- **Directions**
Among the following entries, count the lines that contain "Kunde" and report only the result.

- **Extracted material**
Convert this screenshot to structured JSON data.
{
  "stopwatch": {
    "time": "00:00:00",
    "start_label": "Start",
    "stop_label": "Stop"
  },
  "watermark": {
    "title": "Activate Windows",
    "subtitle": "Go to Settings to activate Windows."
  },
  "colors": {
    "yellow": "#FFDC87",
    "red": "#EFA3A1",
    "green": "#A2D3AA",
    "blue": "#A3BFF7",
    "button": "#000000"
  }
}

--

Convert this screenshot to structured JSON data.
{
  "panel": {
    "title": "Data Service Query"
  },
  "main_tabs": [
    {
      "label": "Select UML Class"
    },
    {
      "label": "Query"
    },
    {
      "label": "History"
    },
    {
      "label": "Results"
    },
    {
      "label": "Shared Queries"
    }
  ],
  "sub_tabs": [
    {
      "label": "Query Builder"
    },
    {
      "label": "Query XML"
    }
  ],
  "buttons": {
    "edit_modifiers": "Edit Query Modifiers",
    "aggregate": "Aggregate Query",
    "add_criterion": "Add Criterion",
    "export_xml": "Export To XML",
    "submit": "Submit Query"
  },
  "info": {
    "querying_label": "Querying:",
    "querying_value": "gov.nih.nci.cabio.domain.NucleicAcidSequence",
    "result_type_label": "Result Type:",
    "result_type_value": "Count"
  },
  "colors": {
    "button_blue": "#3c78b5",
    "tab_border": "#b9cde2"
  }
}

* * *

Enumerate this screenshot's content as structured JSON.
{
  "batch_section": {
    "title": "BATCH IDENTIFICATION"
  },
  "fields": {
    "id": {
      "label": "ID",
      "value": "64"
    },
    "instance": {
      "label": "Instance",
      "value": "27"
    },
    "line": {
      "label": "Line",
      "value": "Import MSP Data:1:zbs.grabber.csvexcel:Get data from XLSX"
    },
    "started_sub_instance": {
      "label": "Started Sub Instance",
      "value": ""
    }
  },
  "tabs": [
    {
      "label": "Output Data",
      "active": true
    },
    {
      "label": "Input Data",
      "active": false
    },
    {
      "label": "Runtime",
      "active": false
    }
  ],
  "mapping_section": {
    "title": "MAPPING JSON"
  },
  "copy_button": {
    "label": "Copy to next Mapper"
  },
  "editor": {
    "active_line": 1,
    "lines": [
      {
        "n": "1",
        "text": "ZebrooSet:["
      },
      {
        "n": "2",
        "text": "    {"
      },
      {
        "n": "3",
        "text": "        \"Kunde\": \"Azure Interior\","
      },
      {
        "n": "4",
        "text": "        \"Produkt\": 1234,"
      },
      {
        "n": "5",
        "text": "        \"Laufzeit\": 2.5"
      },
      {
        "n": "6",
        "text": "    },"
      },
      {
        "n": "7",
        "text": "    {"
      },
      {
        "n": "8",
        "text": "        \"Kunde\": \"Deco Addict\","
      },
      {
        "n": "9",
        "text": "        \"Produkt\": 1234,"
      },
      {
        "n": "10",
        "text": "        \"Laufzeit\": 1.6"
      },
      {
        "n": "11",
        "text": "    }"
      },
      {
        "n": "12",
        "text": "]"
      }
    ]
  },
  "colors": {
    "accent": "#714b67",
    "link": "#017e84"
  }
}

- **Result below**
2